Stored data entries
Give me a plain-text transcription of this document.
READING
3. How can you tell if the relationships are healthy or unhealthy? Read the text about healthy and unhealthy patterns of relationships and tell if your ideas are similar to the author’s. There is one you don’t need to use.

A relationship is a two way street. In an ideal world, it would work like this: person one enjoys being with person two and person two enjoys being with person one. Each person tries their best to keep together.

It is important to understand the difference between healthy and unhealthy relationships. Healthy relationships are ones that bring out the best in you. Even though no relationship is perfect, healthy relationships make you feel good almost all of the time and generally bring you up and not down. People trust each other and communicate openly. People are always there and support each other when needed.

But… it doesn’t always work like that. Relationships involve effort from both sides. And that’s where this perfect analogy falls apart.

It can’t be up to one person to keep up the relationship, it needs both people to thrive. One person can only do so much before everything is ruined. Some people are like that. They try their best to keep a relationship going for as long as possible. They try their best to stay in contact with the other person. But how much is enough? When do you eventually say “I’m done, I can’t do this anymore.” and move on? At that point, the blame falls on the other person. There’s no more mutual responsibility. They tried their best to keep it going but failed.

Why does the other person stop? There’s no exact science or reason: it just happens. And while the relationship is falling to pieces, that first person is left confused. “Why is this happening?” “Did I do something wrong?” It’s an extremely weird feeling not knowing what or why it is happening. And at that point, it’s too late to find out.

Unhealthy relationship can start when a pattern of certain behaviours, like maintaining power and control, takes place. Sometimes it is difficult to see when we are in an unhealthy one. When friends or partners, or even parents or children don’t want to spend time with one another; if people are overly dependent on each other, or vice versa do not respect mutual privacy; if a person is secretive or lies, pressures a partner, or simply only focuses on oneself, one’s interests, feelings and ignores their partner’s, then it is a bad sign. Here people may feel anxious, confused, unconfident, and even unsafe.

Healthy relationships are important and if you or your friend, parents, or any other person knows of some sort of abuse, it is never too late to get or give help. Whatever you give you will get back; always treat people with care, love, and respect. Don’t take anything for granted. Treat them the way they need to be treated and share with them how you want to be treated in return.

## To be done:
Copy down every line of the entries containing the word "text".

## Exercise solution:
Give me a plain-text transcription of this document.
3. How can you tell if the relationships are healthy or unhealthy? Read the text about healthy and unhealthy patterns of relationships and tell if your ideas are similar to the author’s. There is one you don’t need to use.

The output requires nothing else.